Repeat each line exactly as it is written.
----- Material to process
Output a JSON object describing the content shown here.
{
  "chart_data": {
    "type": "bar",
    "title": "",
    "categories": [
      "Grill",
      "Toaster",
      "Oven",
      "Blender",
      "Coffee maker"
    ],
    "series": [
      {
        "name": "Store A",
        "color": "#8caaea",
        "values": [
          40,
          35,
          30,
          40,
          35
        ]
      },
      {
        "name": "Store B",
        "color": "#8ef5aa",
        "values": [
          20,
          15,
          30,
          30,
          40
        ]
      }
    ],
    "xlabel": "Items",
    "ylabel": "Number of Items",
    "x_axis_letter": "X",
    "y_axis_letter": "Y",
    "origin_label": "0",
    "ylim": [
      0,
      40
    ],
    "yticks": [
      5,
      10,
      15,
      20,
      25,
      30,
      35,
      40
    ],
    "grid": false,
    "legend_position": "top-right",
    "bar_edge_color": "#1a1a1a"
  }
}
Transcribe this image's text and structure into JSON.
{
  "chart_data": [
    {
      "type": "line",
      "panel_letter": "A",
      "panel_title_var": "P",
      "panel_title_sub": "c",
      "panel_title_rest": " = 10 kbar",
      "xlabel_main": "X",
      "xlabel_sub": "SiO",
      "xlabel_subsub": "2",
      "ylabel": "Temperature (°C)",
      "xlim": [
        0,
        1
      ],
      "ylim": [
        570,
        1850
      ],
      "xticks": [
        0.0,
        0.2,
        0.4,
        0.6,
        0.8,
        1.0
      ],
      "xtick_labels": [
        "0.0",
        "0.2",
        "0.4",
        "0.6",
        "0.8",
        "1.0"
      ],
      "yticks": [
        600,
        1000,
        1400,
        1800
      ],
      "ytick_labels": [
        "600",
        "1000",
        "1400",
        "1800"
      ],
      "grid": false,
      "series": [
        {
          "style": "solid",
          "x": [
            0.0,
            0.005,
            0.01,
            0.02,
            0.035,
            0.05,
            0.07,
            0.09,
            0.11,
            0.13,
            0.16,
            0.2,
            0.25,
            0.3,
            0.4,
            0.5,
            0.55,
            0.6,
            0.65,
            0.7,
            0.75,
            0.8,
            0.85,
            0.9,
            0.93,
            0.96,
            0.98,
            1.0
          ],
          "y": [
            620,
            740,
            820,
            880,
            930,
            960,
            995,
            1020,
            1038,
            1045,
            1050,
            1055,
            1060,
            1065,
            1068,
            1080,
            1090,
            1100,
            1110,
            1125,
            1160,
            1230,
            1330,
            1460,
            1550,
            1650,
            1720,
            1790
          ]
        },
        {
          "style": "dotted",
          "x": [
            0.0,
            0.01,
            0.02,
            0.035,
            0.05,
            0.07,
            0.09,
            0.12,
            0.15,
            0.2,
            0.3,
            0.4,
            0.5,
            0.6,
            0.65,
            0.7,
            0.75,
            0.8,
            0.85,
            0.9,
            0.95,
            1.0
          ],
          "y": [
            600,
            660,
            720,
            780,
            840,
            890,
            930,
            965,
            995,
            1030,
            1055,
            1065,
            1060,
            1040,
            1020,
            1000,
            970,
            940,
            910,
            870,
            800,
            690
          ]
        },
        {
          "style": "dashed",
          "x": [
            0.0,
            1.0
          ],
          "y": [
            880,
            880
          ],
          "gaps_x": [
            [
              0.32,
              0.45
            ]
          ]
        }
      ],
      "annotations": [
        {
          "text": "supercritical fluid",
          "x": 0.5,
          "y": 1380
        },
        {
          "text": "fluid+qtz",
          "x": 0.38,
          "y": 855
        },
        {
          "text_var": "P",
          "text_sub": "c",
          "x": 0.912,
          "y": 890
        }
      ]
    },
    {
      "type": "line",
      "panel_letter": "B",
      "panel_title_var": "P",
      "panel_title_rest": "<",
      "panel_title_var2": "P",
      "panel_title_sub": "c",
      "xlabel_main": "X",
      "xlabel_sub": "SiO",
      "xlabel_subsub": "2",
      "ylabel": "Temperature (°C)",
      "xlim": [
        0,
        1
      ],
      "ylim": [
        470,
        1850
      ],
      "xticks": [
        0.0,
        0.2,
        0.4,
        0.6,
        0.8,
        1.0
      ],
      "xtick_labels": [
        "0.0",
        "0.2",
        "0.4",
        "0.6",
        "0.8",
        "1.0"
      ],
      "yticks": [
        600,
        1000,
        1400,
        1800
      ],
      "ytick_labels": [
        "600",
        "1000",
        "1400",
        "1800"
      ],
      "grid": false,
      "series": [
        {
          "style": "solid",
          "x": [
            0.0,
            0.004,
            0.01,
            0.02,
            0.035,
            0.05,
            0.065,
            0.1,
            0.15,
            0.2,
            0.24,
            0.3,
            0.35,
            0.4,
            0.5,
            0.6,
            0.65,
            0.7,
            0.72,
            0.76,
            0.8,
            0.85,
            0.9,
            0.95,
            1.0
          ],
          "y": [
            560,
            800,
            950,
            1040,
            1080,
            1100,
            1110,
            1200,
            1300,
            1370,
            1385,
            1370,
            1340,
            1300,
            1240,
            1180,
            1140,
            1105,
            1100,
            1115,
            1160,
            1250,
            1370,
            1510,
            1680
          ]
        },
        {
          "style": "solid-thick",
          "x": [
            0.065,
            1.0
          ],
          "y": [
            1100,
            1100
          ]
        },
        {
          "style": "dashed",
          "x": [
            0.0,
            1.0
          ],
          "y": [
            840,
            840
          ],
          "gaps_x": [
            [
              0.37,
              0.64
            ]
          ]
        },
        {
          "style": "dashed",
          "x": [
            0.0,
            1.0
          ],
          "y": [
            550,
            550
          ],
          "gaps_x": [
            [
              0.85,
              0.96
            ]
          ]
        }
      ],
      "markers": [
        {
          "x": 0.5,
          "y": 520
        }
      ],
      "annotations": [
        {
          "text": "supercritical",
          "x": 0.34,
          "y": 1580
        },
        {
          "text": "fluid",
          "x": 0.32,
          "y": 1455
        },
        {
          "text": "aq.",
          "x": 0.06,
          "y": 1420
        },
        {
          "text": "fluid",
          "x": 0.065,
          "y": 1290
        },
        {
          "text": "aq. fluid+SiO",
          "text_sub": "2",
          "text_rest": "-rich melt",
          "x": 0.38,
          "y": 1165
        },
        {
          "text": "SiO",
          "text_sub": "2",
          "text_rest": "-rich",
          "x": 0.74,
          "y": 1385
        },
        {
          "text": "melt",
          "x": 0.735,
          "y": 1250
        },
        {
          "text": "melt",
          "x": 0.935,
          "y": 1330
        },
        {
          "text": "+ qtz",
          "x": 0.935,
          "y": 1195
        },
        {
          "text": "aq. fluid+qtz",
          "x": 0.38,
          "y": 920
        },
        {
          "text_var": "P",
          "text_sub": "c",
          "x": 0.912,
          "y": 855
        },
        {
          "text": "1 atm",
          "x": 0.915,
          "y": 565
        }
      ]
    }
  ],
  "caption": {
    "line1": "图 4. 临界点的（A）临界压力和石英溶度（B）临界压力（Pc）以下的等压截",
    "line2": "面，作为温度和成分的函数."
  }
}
----------
*Task response:*
Output a JSON object describing the content shown here.
{
  "chart_data": {
    "type": "bar",
    "title": "",
    "categories": [
      "Grill",
      "Toaster",
      "Oven",
      "Blender",
      "Coffee maker"
    ],
    "series": [
      {
        "name": "Store A",
        "color": "#8caaea",
        "values": [
          40,
          35,
          30,
          40,
          35
        ]
      },
      {
        "name": "Store B",
        "color": "#8ef5aa",
        "values": [
          20,
          15,
          30,
          30,
          40
        ]
      }
    ],
    "xlabel": "Items",
    "ylabel": "Number of Items",
    "x_axis_letter": "X",
    "y_axis_letter": "Y",
    "origin_label": "0",
    "ylim": [
      0,
      40
    ],
    "yticks": [
      5,
      10,
      15,
      20,
      25,
      30,
      35,
      40
    ],
    "grid": false,
    "legend_position": "top-right",
    "bar_edge_color": "#1a1a1a"
  }
}
Transcribe this image's text and structure into JSON.
{
  "chart_data": [
    {
      "type": "line",
      "panel_letter": "A",
      "panel_title_var": "P",
      "panel_title_sub": "c",
      "panel_title_rest": " = 10 kbar",
      "xlabel_main": "X",
      "xlabel_sub": "SiO",
      "xlabel_subsub": "2",
      "ylabel": "Temperature (°C)",
      "xlim": [
        0,
        1
      ],
      "ylim": [
        570,
        1850
      ],
      "xticks": [
        0.0,
        0.2,
        0.4,
        0.6,
        0.8,
        1.0
      ],
      "xtick_labels": [
        "0.0",
        "0.2",
        "0.4",
        "0.6",
        "0.8",
        "1.0"
      ],
      "yticks": [
        600,
        1000,
        1400,
        1800
      ],
      "ytick_labels": [
        "600",
        "1000",
        "1400",
        "1800"
      ],
      "grid": false,
      "series": [
        {
          "style": "solid",
          "x": [
            0.0,
            0.005,
            0.01,
            0.02,
            0.035,
            0.05,
            0.07,
            0.09,
            0.11,
            0.13,
            0.16,
            0.2,
            0.25,
            0.3,
            0.4,
            0.5,
            0.55,
            0.6,
            0.65,
            0.7,
            0.75,
            0.8,
            0.85,
            0.9,
            0.93,
            0.96,
            0.98,
            1.0
          ],
          "y": [
            620,
            740,
            820,
            880,
            930,
            960,
            995,
            1020,
            1038,
            1045,
            1050,
            1055,
            1060,
            1065,
            1068,
            1080,
            1090,
            1100,
            1110,
            1125,
            1160,
            1230,
            1330,
            1460,
            1550,
            1650,
            1720,
            1790
          ]
        },
        {
          "style": "dotted",
          "x": [
            0.0,
            0.01,
            0.02,
            0.035,
            0.05,
            0.07,
            0.09,
            0.12,
            0.15,
            0.2,
            0.3,
            0.4,
            0.5,
            0.6,
            0.65,
            0.7,
            0.75,
            0.8,
            0.85,
            0.9,
            0.95,
            1.0
          ],
          "y": [
            600,
            660,
            720,
            780,
            840,
            890,
            930,
            965,
            995,
            1030,
            1055,
            1065,
            1060,
            1040,
            1020,
            1000,
            970,
            940,
            910,
            870,
            800,
            690
          ]
        },
        {
          "style": "dashed",
          "x": [
            0.0,
            1.0
          ],
          "y": [
            880,
            880
          ],
          "gaps_x": [
            [
              0.32,
              0.45
            ]
          ]
        }
      ],
      "annotations": [
        {
          "text": "supercritical fluid",
          "x": 0.5,
          "y": 1380
        },
        {
          "text": "fluid+qtz",
          "x": 0.38,
          "y": 855
        },
        {
          "text_var": "P",
          "text_sub": "c",
          "x": 0.912,
          "y": 890
        }
      ]
    },
    {
      "type": "line",
      "panel_letter": "B",
      "panel_title_var": "P",
      "panel_title_rest": "<",
      "panel_title_var2": "P",
      "panel_title_sub": "c",
      "xlabel_main": "X",
      "xlabel_sub": "SiO",
      "xlabel_subsub": "2",
      "ylabel": "Temperature (°C)",
      "xlim": [
        0,
        1
      ],
      "ylim": [
        470,
        1850
      ],
      "xticks": [
        0.0,
        0.2,
        0.4,
        0.6,
        0.8,
        1.0
      ],
      "xtick_labels": [
        "0.0",
        "0.2",
        "0.4",
        "0.6",
        "0.8",
        "1.0"
      ],
      "yticks": [
        600,
        1000,
        1400,
        1800
      ],
      "ytick_labels": [
        "600",
        "1000",
        "1400",
        "1800"
      ],
      "grid": false,
      "series": [
        {
          "style": "solid",
          "x": [
            0.0,
            0.004,
            0.01,
            0.02,
            0.035,
            0.05,
            0.065,
            0.1,
            0.15,
            0.2,
            0.24,
            0.3,
            0.35,
            0.4,
            0.5,
            0.6,
            0.65,
            0.7,
            0.72,
            0.76,
            0.8,
            0.85,
            0.9,
            0.95,
            1.0
          ],
          "y": [
            560,
            800,
            950,
            1040,
            1080,
            1100,
            1110,
            1200,
            1300,
            1370,
            1385,
            1370,
            1340,
            1300,
            1240,
            1180,
            1140,
            1105,
            1100,
            1115,
            1160,
            1250,
            1370,
            1510,
            1680
          ]
        },
        {
          "style": "solid-thick",
          "x": [
            0.065,
            1.0
          ],
          "y": [
            1100,
            1100
          ]
        },
        {
          "style": "dashed",
          "x": [
            0.0,
            1.0
          ],
          "y": [
            840,
            840
          ],
          "gaps_x": [
            [
              0.37,
              0.64
            ]
          ]
        },
        {
          "style": "dashed",
          "x": [
            0.0,
            1.0
          ],
          "y": [
            550,
            550
          ],
          "gaps_x": [
            [
              0.85,
              0.96
            ]
          ]
        }
      ],
      "markers": [
        {
          "x": 0.5,
          "y": 520
        }
      ],
      "annotations": [
        {
          "text": "supercritical",
          "x": 0.34,
          "y": 1580
        },
        {
          "text": "fluid",
          "x": 0.32,
          "y": 1455
        },
        {
          "text": "aq.",
          "x": 0.06,
          "y": 1420
        },
        {
          "text": "fluid",
          "x": 0.065,
          "y": 1290
        },
        {
          "text": "aq. fluid+SiO",
          "text_sub": "2",
          "text_rest": "-rich melt",
          "x": 0.38,
          "y": 1165
        },
        {
          "text": "SiO",
          "text_sub": "2",
          "text_rest": "-rich",
          "x": 0.74,
          "y": 1385
        },
        {
          "text": "melt",
          "x": 0.735,
          "y": 1250
        },
        {
          "text": "melt",
          "x": 0.935,
          "y": 1330
        },
        {
          "text": "+ qtz",
          "x": 0.935,
          "y": 1195
        },
        {
          "text": "aq. fluid+qtz",
          "x": 0.38,
          "y": 920
        },
        {
          "text_var": "P",
          "text_sub": "c",
          "x": 0.912,
          "y": 855
        },
        {
          "text": "1 atm",
          "x": 0.915,
          "y": 565
        }
      ]
    }
  ],
  "caption": {
    "line1": "图 4. 临界点的（A）临界压力和石英溶度（B）临界压力（Pc）以下的等压截",
    "line2": "面，作为温度和成分的函数."
  }
}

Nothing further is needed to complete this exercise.